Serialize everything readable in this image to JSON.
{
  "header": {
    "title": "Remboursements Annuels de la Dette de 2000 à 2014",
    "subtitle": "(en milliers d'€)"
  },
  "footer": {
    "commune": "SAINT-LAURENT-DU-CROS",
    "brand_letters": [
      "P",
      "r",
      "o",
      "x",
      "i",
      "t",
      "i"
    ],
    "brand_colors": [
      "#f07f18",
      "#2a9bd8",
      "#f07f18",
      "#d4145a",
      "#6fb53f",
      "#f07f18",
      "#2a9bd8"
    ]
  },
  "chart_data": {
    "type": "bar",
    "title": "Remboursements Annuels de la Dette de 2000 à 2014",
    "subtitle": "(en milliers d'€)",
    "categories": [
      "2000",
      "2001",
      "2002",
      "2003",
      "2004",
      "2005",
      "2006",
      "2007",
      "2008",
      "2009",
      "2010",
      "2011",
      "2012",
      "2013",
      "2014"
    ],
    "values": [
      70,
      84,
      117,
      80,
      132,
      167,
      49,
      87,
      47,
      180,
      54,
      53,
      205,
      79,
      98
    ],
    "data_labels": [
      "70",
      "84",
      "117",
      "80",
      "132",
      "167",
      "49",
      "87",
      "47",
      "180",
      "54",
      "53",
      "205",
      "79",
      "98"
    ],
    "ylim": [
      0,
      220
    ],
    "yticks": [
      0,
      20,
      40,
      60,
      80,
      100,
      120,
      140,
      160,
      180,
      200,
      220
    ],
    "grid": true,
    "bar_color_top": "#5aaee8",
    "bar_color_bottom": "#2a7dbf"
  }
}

_ _ _ _ _

Your objective: Pull out each line holding the string "milliers".

Finished task:
    "subtitle": "(en milliers d'€)"
    "subtitle": "(en milliers d'€)",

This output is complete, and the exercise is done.